**Short problem:** Give the number of lines containing "United" in this listing, with no other words.
---+---
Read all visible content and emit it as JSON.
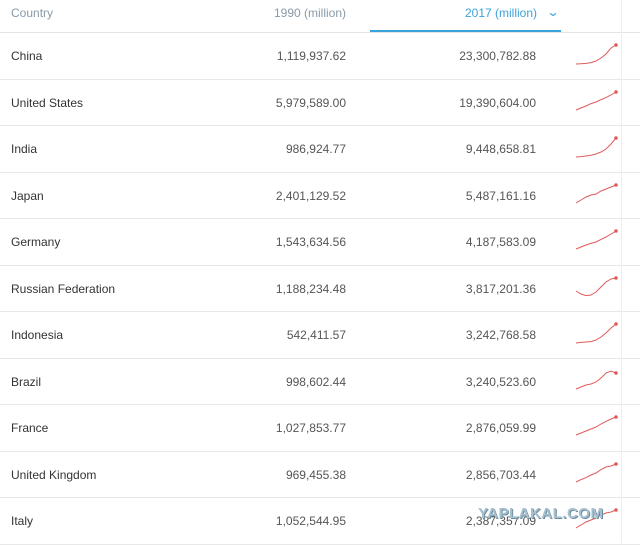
{
  "header": {
    "country_label": "Country",
    "col_1990_label": "1990 (million)",
    "col_2017_label": "2017 (million)",
    "sort_icon": "chevron-down-icon"
  },
  "accent_color": "#3aa3d9",
  "sparkline_color": "#e05a5a",
  "rows": [
    {
      "country": "China",
      "v1990": "1,119,937.62",
      "v2017": "23,300,782.88",
      "trend": [
        0.05,
        0.06,
        0.08,
        0.12,
        0.2,
        0.35,
        0.55,
        0.85,
        1.0
      ]
    },
    {
      "country": "United States",
      "v1990": "5,979,589.00",
      "v2017": "19,390,604.00",
      "trend": [
        0.1,
        0.2,
        0.3,
        0.42,
        0.5,
        0.62,
        0.72,
        0.85,
        1.0
      ]
    },
    {
      "country": "India",
      "v1990": "986,924.77",
      "v2017": "9,448,658.81",
      "trend": [
        0.05,
        0.07,
        0.1,
        0.14,
        0.2,
        0.3,
        0.45,
        0.7,
        1.0
      ]
    },
    {
      "country": "Japan",
      "v1990": "2,401,129.52",
      "v2017": "5,487,161.16",
      "trend": [
        0.1,
        0.25,
        0.4,
        0.5,
        0.55,
        0.7,
        0.8,
        0.9,
        1.0
      ]
    },
    {
      "country": "Germany",
      "v1990": "1,543,634.56",
      "v2017": "4,187,583.09",
      "trend": [
        0.1,
        0.2,
        0.3,
        0.38,
        0.45,
        0.58,
        0.7,
        0.85,
        1.0
      ]
    },
    {
      "country": "Russian Federation",
      "v1990": "1,188,234.48",
      "v2017": "3,817,201.36",
      "trend": [
        0.35,
        0.2,
        0.12,
        0.15,
        0.3,
        0.55,
        0.8,
        0.95,
        1.0
      ]
    },
    {
      "country": "Indonesia",
      "v1990": "542,411.57",
      "v2017": "3,242,768.58",
      "trend": [
        0.05,
        0.08,
        0.1,
        0.12,
        0.2,
        0.35,
        0.55,
        0.8,
        1.0
      ]
    },
    {
      "country": "Brazil",
      "v1990": "998,602.44",
      "v2017": "3,240,523.60",
      "trend": [
        0.1,
        0.2,
        0.3,
        0.35,
        0.45,
        0.65,
        0.9,
        1.0,
        0.9
      ]
    },
    {
      "country": "France",
      "v1990": "1,027,853.77",
      "v2017": "2,876,059.99",
      "trend": [
        0.1,
        0.2,
        0.3,
        0.4,
        0.5,
        0.65,
        0.78,
        0.9,
        1.0
      ]
    },
    {
      "country": "United Kingdom",
      "v1990": "969,455.38",
      "v2017": "2,856,703.44",
      "trend": [
        0.1,
        0.22,
        0.32,
        0.45,
        0.55,
        0.72,
        0.85,
        0.9,
        1.0
      ]
    },
    {
      "country": "Italy",
      "v1990": "1,052,544.95",
      "v2017": "2,387,357.09",
      "trend": [
        0.1,
        0.25,
        0.4,
        0.5,
        0.6,
        0.75,
        0.85,
        0.9,
        1.0
      ]
    }
  ],
  "watermark": "YAPLAKAL.COM"
}
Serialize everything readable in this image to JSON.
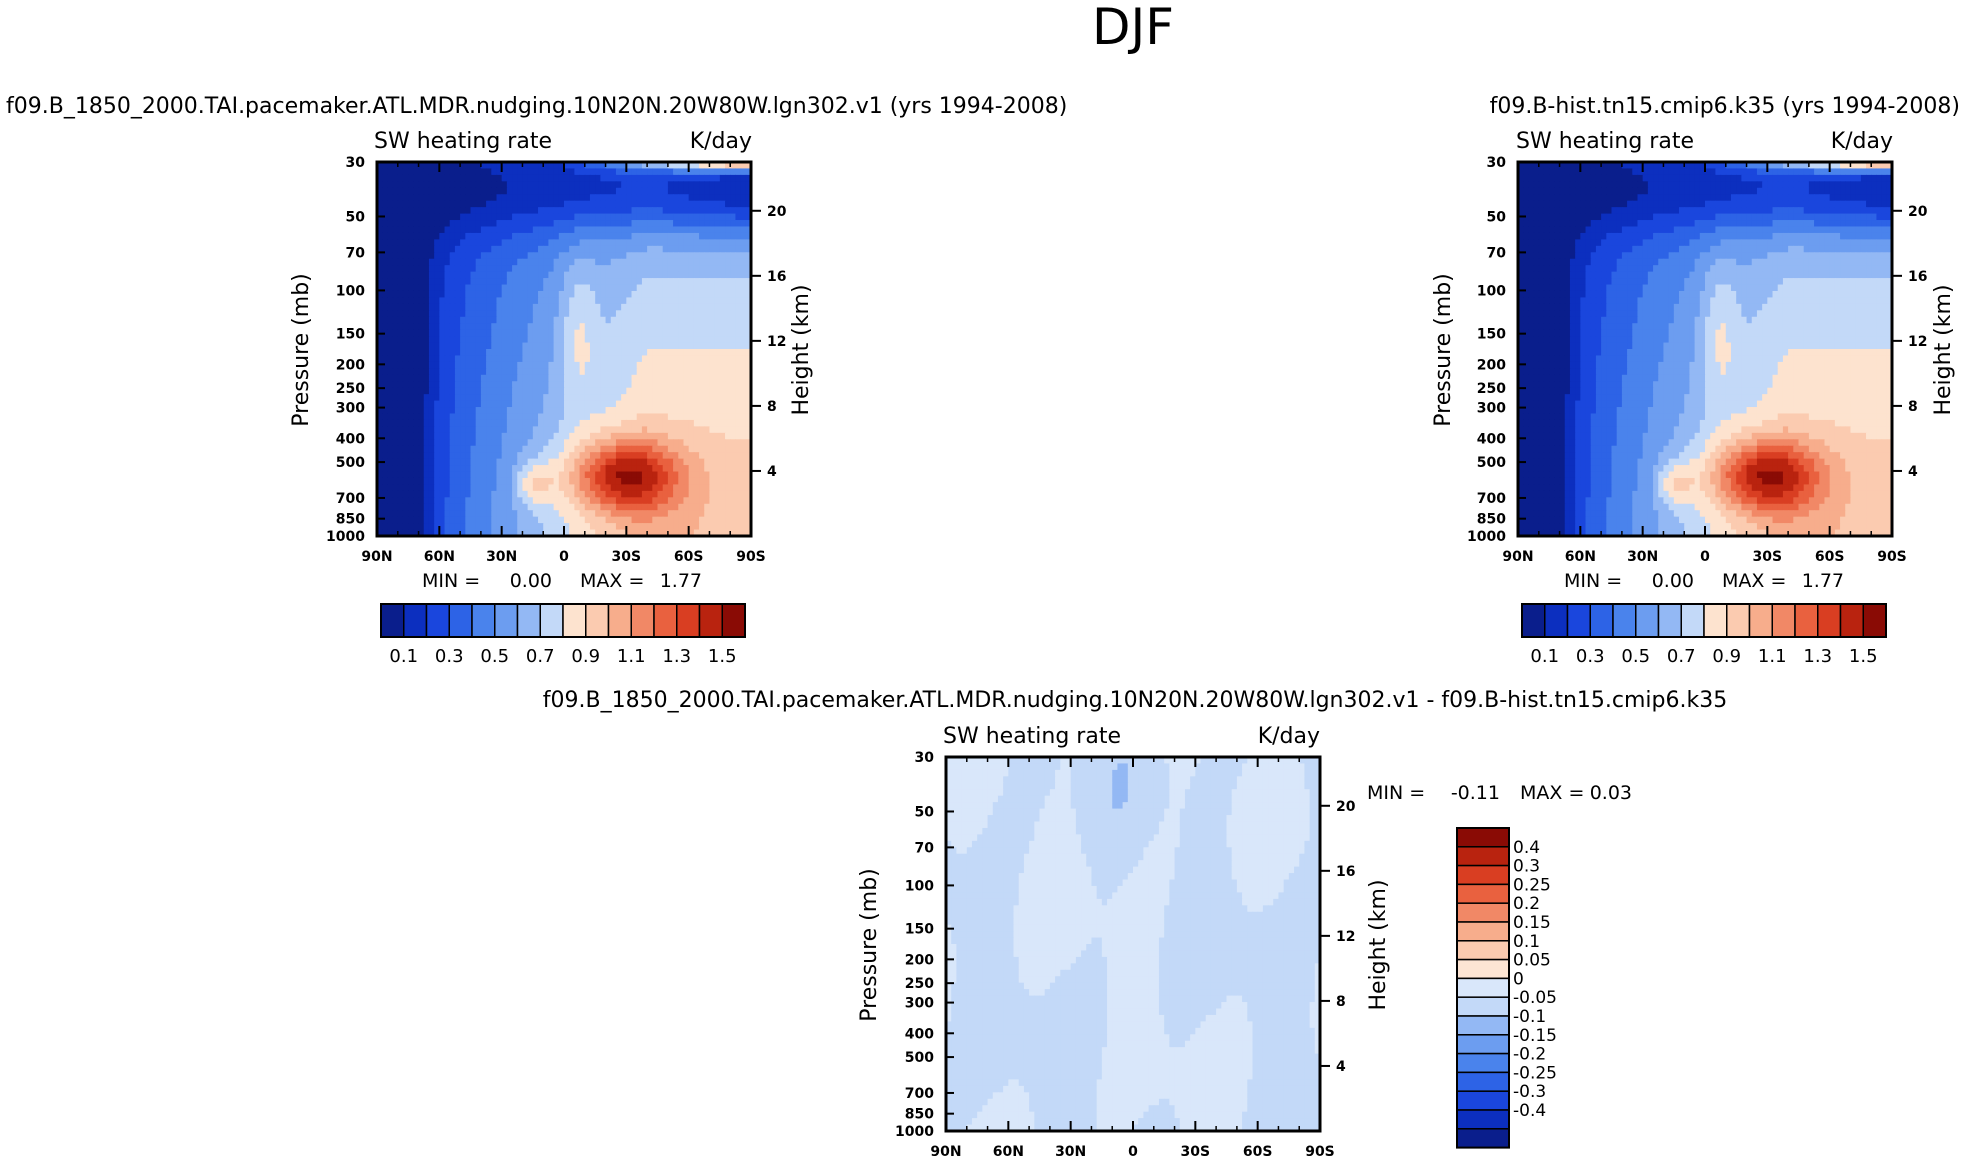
{
  "figure": {
    "title": "DJF",
    "palette_full": [
      "#0a1e8c",
      "#0c2fbf",
      "#1a46dd",
      "#2d63e6",
      "#4a83ec",
      "#6c9df0",
      "#93b8f4",
      "#c3d9f8",
      "#fde3cf",
      "#fbcbb0",
      "#f7ad8c",
      "#f18866",
      "#e9613f",
      "#d93e22",
      "#b9230f",
      "#8a0b05"
    ],
    "palette_diff": [
      "#0a1e8c",
      "#0c2fbf",
      "#1a46dd",
      "#2d63e6",
      "#4a83ec",
      "#6c9df0",
      "#93b8f4",
      "#c3d9f8",
      "#d9e7fa",
      "#fde5d4",
      "#fbcbb0",
      "#f7ad8c",
      "#f18866",
      "#e9613f",
      "#d93e22",
      "#b9230f",
      "#8a0b05"
    ]
  },
  "chart_data": [
    {
      "type": "heatmap",
      "title": "f09.B_1850_2000.TAI.pacemaker.ATL.MDR.nudging.10N20N.20W80W.lgn302.v1 (yrs 1994-2008)",
      "variable": "SW heating rate",
      "units": "K/day",
      "xlabel": "",
      "ylabel": "Pressure (mb)",
      "y2label": "Height (km)",
      "x_ticks": [
        "90N",
        "60N",
        "30N",
        "0",
        "30S",
        "60S",
        "90S"
      ],
      "y_ticks": [
        30,
        50,
        70,
        100,
        150,
        200,
        250,
        300,
        400,
        500,
        700,
        850,
        1000
      ],
      "y2_ticks": [
        20,
        16,
        12,
        8,
        4
      ],
      "xlim": [
        90,
        -90
      ],
      "ylim": [
        1000,
        30
      ],
      "min_label": "MIN =",
      "min": "0.00",
      "max_label": "MAX =",
      "max": "1.77",
      "levels": [
        0.1,
        0.2,
        0.3,
        0.4,
        0.5,
        0.6,
        0.7,
        0.8,
        0.9,
        1.0,
        1.1,
        1.2,
        1.3,
        1.4,
        1.5
      ],
      "colorbar_labels": [
        "0.1",
        "0.3",
        "0.5",
        "0.7",
        "0.9",
        "1.1",
        "1.3",
        "1.5"
      ]
    },
    {
      "type": "heatmap",
      "title": "f09.B-hist.tn15.cmip6.k35 (yrs 1994-2008)",
      "variable": "SW heating rate",
      "units": "K/day",
      "xlabel": "",
      "ylabel": "Pressure (mb)",
      "y2label": "Height (km)",
      "x_ticks": [
        "90N",
        "60N",
        "30N",
        "0",
        "30S",
        "60S",
        "90S"
      ],
      "y_ticks": [
        30,
        50,
        70,
        100,
        150,
        200,
        250,
        300,
        400,
        500,
        700,
        850,
        1000
      ],
      "y2_ticks": [
        20,
        16,
        12,
        8,
        4
      ],
      "xlim": [
        90,
        -90
      ],
      "ylim": [
        1000,
        30
      ],
      "min_label": "MIN =",
      "min": "0.00",
      "max_label": "MAX =",
      "max": "1.77",
      "levels": [
        0.1,
        0.2,
        0.3,
        0.4,
        0.5,
        0.6,
        0.7,
        0.8,
        0.9,
        1.0,
        1.1,
        1.2,
        1.3,
        1.4,
        1.5
      ],
      "colorbar_labels": [
        "0.1",
        "0.3",
        "0.5",
        "0.7",
        "0.9",
        "1.1",
        "1.3",
        "1.5"
      ]
    },
    {
      "type": "heatmap",
      "title": "f09.B_1850_2000.TAI.pacemaker.ATL.MDR.nudging.10N20N.20W80W.lgn302.v1 - f09.B-hist.tn15.cmip6.k35",
      "variable": "SW heating rate",
      "units": "K/day",
      "xlabel": "",
      "ylabel": "Pressure (mb)",
      "y2label": "Height (km)",
      "x_ticks": [
        "90N",
        "60N",
        "30N",
        "0",
        "30S",
        "60S",
        "90S"
      ],
      "y_ticks": [
        30,
        50,
        70,
        100,
        150,
        200,
        250,
        300,
        400,
        500,
        700,
        850,
        1000
      ],
      "y2_ticks": [
        20,
        16,
        12,
        8,
        4
      ],
      "xlim": [
        90,
        -90
      ],
      "ylim": [
        1000,
        30
      ],
      "min_label": "MIN =",
      "min": "-0.11",
      "max_label": "MAX =",
      "max": "0.03",
      "levels": [
        -0.4,
        -0.3,
        -0.25,
        -0.2,
        -0.15,
        -0.1,
        -0.05,
        0,
        0.05,
        0.1,
        0.15,
        0.2,
        0.25,
        0.3,
        0.4
      ],
      "colorbar_labels": [
        "0.4",
        "0.3",
        "0.25",
        "0.2",
        "0.15",
        "0.1",
        "0.05",
        "0",
        "-0.05",
        "-0.1",
        "-0.15",
        "-0.2",
        "-0.25",
        "-0.3",
        "-0.4"
      ]
    }
  ]
}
---+---
**Answer to this problem:** 2